Data items:
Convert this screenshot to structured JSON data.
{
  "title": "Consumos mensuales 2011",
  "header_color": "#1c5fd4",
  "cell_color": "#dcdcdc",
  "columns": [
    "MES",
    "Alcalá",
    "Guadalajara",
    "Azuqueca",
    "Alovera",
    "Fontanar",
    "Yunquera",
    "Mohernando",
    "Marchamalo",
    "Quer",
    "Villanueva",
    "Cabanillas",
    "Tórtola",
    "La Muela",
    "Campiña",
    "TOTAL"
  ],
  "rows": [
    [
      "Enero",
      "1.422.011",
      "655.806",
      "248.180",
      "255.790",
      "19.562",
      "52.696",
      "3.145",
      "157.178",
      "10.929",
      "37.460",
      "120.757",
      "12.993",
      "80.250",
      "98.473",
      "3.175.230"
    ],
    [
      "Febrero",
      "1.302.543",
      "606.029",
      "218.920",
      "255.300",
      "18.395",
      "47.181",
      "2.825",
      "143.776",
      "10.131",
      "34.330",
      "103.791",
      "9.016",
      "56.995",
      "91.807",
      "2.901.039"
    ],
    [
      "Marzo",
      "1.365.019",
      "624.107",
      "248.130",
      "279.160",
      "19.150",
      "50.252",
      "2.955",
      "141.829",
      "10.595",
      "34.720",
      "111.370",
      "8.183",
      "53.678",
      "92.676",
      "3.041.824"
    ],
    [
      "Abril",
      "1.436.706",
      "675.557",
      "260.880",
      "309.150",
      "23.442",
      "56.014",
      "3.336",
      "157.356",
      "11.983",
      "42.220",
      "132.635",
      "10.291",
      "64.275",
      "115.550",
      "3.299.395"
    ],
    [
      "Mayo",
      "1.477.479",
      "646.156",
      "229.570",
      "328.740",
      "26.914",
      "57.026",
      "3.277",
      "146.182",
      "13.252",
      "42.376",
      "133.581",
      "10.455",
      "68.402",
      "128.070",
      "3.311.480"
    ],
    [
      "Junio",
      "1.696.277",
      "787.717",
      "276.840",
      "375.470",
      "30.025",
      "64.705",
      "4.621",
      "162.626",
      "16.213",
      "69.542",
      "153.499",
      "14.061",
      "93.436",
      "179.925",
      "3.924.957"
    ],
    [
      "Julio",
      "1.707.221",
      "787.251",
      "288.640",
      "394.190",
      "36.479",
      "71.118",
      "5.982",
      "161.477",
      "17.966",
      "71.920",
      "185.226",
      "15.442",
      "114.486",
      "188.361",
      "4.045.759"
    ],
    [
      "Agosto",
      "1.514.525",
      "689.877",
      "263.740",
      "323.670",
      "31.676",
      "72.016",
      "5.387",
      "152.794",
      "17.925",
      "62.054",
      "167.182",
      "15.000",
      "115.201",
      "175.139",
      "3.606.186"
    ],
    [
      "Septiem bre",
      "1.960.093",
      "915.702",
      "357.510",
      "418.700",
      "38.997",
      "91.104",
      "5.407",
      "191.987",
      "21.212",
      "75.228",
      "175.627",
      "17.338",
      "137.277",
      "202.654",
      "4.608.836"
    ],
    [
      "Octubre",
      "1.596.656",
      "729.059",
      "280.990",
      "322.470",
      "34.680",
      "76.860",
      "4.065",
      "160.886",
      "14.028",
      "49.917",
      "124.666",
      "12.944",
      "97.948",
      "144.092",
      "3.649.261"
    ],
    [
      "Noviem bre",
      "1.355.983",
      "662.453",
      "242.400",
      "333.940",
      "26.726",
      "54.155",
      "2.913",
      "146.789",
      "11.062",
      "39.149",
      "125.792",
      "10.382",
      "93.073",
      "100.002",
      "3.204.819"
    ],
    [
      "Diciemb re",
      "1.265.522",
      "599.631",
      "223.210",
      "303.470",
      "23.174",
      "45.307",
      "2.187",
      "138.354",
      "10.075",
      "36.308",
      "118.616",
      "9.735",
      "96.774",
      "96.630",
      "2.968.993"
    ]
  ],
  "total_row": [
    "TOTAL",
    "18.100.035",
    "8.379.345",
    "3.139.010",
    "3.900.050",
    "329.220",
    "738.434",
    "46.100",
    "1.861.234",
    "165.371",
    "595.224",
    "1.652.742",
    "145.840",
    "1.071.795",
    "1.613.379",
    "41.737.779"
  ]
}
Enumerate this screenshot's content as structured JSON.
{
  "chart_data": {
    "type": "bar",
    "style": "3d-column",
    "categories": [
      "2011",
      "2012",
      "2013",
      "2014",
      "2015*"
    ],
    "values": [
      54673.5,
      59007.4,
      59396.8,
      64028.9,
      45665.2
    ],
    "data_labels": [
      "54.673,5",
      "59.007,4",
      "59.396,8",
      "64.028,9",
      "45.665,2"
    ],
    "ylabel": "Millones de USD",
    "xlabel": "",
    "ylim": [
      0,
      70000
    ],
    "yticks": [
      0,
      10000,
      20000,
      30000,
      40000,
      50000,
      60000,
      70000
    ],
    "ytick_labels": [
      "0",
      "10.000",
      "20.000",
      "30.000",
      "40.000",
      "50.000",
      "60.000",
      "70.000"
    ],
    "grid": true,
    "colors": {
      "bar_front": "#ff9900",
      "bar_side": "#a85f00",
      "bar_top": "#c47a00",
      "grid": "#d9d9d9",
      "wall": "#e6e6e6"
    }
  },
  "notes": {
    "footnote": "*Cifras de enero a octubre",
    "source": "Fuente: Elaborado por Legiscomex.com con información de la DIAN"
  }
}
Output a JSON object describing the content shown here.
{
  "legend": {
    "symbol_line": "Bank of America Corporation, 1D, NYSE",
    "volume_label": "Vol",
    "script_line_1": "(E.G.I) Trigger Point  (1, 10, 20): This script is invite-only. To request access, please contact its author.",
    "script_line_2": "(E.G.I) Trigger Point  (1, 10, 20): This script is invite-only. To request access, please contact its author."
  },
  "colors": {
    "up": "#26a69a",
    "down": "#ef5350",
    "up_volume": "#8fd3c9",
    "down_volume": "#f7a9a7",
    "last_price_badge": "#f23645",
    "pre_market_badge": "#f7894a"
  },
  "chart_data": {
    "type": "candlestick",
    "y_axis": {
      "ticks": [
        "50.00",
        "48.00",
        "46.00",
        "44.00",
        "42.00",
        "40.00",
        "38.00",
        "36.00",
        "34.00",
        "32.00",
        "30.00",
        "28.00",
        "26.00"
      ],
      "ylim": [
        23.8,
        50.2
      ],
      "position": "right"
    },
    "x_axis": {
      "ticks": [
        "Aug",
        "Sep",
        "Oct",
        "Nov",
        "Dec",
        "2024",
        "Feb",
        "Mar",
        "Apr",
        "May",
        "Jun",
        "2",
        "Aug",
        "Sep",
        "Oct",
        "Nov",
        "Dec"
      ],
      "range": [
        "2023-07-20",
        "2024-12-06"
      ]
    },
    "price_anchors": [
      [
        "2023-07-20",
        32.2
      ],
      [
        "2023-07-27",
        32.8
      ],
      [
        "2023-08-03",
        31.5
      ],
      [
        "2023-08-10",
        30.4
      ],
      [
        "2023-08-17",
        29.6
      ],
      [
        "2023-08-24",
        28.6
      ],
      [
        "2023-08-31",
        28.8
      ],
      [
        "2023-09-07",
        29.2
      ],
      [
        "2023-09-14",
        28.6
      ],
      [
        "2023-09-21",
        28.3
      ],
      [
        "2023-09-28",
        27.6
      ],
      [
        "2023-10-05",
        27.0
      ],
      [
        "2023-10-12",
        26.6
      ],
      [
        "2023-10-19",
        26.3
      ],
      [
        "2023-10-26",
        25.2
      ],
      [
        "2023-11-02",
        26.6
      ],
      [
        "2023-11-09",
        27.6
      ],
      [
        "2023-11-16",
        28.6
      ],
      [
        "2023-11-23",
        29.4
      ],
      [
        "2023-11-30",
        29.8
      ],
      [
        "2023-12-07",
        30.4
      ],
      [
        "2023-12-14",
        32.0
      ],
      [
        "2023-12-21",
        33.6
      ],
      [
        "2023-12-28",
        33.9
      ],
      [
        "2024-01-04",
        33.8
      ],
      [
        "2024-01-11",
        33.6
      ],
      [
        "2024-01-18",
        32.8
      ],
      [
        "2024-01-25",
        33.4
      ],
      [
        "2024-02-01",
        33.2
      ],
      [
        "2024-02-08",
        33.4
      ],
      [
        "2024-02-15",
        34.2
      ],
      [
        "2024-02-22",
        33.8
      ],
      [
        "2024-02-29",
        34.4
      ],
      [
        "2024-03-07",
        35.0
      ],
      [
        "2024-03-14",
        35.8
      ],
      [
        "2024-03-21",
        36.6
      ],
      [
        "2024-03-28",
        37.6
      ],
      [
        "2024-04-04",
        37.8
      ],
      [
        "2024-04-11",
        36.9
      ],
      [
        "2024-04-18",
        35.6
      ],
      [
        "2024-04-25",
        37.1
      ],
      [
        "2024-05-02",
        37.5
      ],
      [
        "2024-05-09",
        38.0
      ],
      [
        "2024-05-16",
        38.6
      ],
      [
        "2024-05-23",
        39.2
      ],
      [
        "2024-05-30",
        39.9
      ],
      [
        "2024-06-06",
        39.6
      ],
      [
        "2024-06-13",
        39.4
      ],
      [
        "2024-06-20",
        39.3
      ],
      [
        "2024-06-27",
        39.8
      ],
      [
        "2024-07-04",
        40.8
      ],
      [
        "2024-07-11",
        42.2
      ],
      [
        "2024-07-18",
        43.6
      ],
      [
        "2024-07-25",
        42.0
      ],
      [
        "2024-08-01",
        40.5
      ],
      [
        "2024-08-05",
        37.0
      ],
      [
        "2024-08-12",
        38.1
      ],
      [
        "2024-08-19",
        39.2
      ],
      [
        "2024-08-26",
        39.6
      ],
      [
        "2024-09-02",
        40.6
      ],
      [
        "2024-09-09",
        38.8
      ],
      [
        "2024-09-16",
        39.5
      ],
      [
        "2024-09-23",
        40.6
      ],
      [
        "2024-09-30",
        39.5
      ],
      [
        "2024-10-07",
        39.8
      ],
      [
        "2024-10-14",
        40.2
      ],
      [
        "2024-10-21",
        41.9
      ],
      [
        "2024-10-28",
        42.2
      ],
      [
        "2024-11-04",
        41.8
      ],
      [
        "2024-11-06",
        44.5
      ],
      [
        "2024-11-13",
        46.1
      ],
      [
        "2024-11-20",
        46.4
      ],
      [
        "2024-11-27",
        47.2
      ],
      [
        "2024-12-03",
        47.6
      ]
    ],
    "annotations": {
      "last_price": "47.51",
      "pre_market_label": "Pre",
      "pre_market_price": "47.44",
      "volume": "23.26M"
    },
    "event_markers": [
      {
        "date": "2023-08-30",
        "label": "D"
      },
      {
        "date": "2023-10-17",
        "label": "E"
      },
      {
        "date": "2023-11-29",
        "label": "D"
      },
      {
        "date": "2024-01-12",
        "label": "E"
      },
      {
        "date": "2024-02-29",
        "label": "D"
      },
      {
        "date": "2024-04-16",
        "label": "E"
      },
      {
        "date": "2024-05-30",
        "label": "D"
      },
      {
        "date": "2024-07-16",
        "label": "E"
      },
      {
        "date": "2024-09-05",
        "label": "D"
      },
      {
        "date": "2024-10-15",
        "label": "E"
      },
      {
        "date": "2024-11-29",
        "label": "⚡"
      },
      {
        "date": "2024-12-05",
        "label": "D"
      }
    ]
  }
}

EXERCISE DIRECTIONS: For each line of the entries that includes "screenshot", show that line.

EXERCISE SOLUTION:
Convert this screenshot to structured JSON data.
Enumerate this screenshot's content as structured JSON.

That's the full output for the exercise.